## GIVEN PROBLEM
Write out each record again exactly as it stands.
────────────────────
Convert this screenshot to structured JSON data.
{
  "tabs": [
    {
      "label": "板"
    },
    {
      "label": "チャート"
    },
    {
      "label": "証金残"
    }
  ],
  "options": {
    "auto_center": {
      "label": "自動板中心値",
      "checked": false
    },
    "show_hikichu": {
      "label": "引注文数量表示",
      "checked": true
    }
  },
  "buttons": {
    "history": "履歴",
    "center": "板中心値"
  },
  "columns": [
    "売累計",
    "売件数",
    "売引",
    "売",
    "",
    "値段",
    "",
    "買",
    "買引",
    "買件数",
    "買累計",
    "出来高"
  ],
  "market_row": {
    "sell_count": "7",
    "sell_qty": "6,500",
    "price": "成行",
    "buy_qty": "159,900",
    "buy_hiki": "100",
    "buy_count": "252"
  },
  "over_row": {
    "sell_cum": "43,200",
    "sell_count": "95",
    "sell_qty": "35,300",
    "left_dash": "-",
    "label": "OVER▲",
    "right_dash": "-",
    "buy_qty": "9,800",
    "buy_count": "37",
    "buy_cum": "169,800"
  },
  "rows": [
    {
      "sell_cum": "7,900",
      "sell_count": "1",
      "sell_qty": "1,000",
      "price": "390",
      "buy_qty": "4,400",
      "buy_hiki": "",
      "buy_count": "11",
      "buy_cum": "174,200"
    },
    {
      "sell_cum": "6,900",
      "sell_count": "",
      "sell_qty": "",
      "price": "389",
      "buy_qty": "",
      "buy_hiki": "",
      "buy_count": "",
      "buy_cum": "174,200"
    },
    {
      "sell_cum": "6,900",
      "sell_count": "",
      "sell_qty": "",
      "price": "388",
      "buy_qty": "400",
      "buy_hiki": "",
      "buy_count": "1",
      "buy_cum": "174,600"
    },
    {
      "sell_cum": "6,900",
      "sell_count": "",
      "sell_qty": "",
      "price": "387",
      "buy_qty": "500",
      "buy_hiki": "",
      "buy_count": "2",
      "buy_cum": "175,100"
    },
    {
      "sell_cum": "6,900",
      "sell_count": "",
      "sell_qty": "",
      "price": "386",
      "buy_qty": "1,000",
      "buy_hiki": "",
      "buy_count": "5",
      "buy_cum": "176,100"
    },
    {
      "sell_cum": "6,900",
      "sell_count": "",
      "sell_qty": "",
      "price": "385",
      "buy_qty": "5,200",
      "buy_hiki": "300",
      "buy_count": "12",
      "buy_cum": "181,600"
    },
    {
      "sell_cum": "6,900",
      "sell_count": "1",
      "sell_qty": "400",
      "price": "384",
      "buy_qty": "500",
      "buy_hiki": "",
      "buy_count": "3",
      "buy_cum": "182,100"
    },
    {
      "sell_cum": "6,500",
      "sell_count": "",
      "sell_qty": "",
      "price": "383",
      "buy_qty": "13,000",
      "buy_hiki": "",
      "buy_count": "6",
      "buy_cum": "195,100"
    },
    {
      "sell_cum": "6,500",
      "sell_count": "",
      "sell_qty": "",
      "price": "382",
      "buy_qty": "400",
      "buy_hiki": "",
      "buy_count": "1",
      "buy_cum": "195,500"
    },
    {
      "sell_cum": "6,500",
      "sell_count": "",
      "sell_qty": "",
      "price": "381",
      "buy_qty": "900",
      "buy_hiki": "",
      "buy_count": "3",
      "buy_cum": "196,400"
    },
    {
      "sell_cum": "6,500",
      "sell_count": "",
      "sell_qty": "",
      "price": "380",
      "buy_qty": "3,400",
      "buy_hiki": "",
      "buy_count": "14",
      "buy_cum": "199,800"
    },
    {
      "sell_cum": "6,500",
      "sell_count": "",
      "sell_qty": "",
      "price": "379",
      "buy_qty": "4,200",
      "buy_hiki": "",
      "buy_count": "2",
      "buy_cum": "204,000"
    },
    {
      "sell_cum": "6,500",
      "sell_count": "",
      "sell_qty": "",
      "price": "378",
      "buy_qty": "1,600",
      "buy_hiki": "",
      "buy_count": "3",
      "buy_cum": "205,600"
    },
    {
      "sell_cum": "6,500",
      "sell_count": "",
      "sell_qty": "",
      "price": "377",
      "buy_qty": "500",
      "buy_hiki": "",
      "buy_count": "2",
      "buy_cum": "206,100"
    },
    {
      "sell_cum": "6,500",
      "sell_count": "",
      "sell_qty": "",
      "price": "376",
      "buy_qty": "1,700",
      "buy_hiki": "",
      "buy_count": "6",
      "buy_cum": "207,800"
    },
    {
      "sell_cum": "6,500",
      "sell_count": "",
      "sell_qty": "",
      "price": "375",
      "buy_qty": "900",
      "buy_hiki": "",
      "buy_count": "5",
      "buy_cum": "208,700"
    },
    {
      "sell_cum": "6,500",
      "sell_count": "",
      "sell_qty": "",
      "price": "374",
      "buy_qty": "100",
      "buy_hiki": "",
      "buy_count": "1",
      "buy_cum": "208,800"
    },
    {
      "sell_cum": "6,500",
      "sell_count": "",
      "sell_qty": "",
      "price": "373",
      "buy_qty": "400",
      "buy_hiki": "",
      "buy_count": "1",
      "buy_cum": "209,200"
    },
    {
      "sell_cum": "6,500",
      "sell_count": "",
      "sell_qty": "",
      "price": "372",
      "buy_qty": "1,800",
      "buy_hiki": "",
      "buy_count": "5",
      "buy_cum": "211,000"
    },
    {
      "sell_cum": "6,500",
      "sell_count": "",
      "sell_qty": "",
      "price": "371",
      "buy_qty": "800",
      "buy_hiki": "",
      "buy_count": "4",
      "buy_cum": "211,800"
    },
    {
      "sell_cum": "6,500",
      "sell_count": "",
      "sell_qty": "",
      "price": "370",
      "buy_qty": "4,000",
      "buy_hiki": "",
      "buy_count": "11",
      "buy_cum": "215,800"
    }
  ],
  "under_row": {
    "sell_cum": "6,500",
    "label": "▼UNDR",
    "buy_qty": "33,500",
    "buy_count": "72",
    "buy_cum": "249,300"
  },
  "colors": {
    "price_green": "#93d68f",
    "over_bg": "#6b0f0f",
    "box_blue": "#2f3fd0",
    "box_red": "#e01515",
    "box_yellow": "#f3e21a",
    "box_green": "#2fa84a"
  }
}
────────────────────
## IN RESPONSE
Convert this screenshot to structured JSON data.
{
  "tabs": [
    {
      "label": "板"
    },
    {
      "label": "チャート"
    },
    {
      "label": "証金残"
    }
  ],
  "options": {
    "auto_center": {
      "label": "自動板中心値",
      "checked": false
    },
    "show_hikichu": {
      "label": "引注文数量表示",
      "checked": true
    }
  },
  "buttons": {
    "history": "履歴",
    "center": "板中心値"
  },
  "columns": [
    "売累計",
    "売件数",
    "売引",
    "売",
    "",
    "値段",
    "",
    "買",
    "買引",
    "買件数",
    "買累計",
    "出来高"
  ],
  "market_row": {
    "sell_count": "7",
    "sell_qty": "6,500",
    "price": "成行",
    "buy_qty": "159,900",
    "buy_hiki": "100",
    "buy_count": "252"
  },
  "over_row": {
    "sell_cum": "43,200",
    "sell_count": "95",
    "sell_qty": "35,300",
    "left_dash": "-",
    "label": "OVER▲",
    "right_dash": "-",
    "buy_qty": "9,800",
    "buy_count": "37",
    "buy_cum": "169,800"
  },
  "rows": [
    {
      "sell_cum": "7,900",
      "sell_count": "1",
      "sell_qty": "1,000",
      "price": "390",
      "buy_qty": "4,400",
      "buy_hiki": "",
      "buy_count": "11",
      "buy_cum": "174,200"
    },
    {
      "sell_cum": "6,900",
      "sell_count": "",
      "sell_qty": "",
      "price": "389",
      "buy_qty": "",
      "buy_hiki": "",
      "buy_count": "",
      "buy_cum": "174,200"
    },
    {
      "sell_cum": "6,900",
      "sell_count": "",
      "sell_qty": "",
      "price": "388",
      "buy_qty": "400",
      "buy_hiki": "",
      "buy_count": "1",
      "buy_cum": "174,600"
    },
    {
      "sell_cum": "6,900",
      "sell_count": "",
      "sell_qty": "",
      "price": "387",
      "buy_qty": "500",
      "buy_hiki": "",
      "buy_count": "2",
      "buy_cum": "175,100"
    },
    {
      "sell_cum": "6,900",
      "sell_count": "",
      "sell_qty": "",
      "price": "386",
      "buy_qty": "1,000",
      "buy_hiki": "",
      "buy_count": "5",
      "buy_cum": "176,100"
    },
    {
      "sell_cum": "6,900",
      "sell_count": "",
      "sell_qty": "",
      "price": "385",
      "buy_qty": "5,200",
      "buy_hiki": "300",
      "buy_count": "12",
      "buy_cum": "181,600"
    },
    {
      "sell_cum": "6,900",
      "sell_count": "1",
      "sell_qty": "400",
      "price": "384",
      "buy_qty": "500",
      "buy_hiki": "",
      "buy_count": "3",
      "buy_cum": "182,100"
    },
    {
      "sell_cum": "6,500",
      "sell_count": "",
      "sell_qty": "",
      "price": "383",
      "buy_qty": "13,000",
      "buy_hiki": "",
      "buy_count": "6",
      "buy_cum": "195,100"
    },
    {
      "sell_cum": "6,500",
      "sell_count": "",
      "sell_qty": "",
      "price": "382",
      "buy_qty": "400",
      "buy_hiki": "",
      "buy_count": "1",
      "buy_cum": "195,500"
    },
    {
      "sell_cum": "6,500",
      "sell_count": "",
      "sell_qty": "",
      "price": "381",
      "buy_qty": "900",
      "buy_hiki": "",
      "buy_count": "3",
      "buy_cum": "196,400"
    },
    {
      "sell_cum": "6,500",
      "sell_count": "",
      "sell_qty": "",
      "price": "380",
      "buy_qty": "3,400",
      "buy_hiki": "",
      "buy_count": "14",
      "buy_cum": "199,800"
    },
    {
      "sell_cum": "6,500",
      "sell_count": "",
      "sell_qty": "",
      "price": "379",
      "buy_qty": "4,200",
      "buy_hiki": "",
      "buy_count": "2",
      "buy_cum": "204,000"
    },
    {
      "sell_cum": "6,500",
      "sell_count": "",
      "sell_qty": "",
      "price": "378",
      "buy_qty": "1,600",
      "buy_hiki": "",
      "buy_count": "3",
      "buy_cum": "205,600"
    },
    {
      "sell_cum": "6,500",
      "sell_count": "",
      "sell_qty": "",
      "price": "377",
      "buy_qty": "500",
      "buy_hiki": "",
      "buy_count": "2",
      "buy_cum": "206,100"
    },
    {
      "sell_cum": "6,500",
      "sell_count": "",
      "sell_qty": "",
      "price": "376",
      "buy_qty": "1,700",
      "buy_hiki": "",
      "buy_count": "6",
      "buy_cum": "207,800"
    },
    {
      "sell_cum": "6,500",
      "sell_count": "",
      "sell_qty": "",
      "price": "375",
      "buy_qty": "900",
      "buy_hiki": "",
      "buy_count": "5",
      "buy_cum": "208,700"
    },
    {
      "sell_cum": "6,500",
      "sell_count": "",
      "sell_qty": "",
      "price": "374",
      "buy_qty": "100",
      "buy_hiki": "",
      "buy_count": "1",
      "buy_cum": "208,800"
    },
    {
      "sell_cum": "6,500",
      "sell_count": "",
      "sell_qty": "",
      "price": "373",
      "buy_qty": "400",
      "buy_hiki": "",
      "buy_count": "1",
      "buy_cum": "209,200"
    },
    {
      "sell_cum": "6,500",
      "sell_count": "",
      "sell_qty": "",
      "price": "372",
      "buy_qty": "1,800",
      "buy_hiki": "",
      "buy_count": "5",
      "buy_cum": "211,000"
    },
    {
      "sell_cum": "6,500",
      "sell_count": "",
      "sell_qty": "",
      "price": "371",
      "buy_qty": "800",
      "buy_hiki": "",
      "buy_count": "4",
      "buy_cum": "211,800"
    },
    {
      "sell_cum": "6,500",
      "sell_count": "",
      "sell_qty": "",
      "price": "370",
      "buy_qty": "4,000",
      "buy_hiki": "",
      "buy_count": "11",
      "buy_cum": "215,800"
    }
  ],
  "under_row": {
    "sell_cum": "6,500",
    "label": "▼UNDR",
    "buy_qty": "33,500",
    "buy_count": "72",
    "buy_cum": "249,300"
  },
  "colors": {
    "price_green": "#93d68f",
    "over_bg": "#6b0f0f",
    "box_blue": "#2f3fd0",
    "box_red": "#e01515",
    "box_yellow": "#f3e21a",
    "box_green": "#2fa84a"
  }
}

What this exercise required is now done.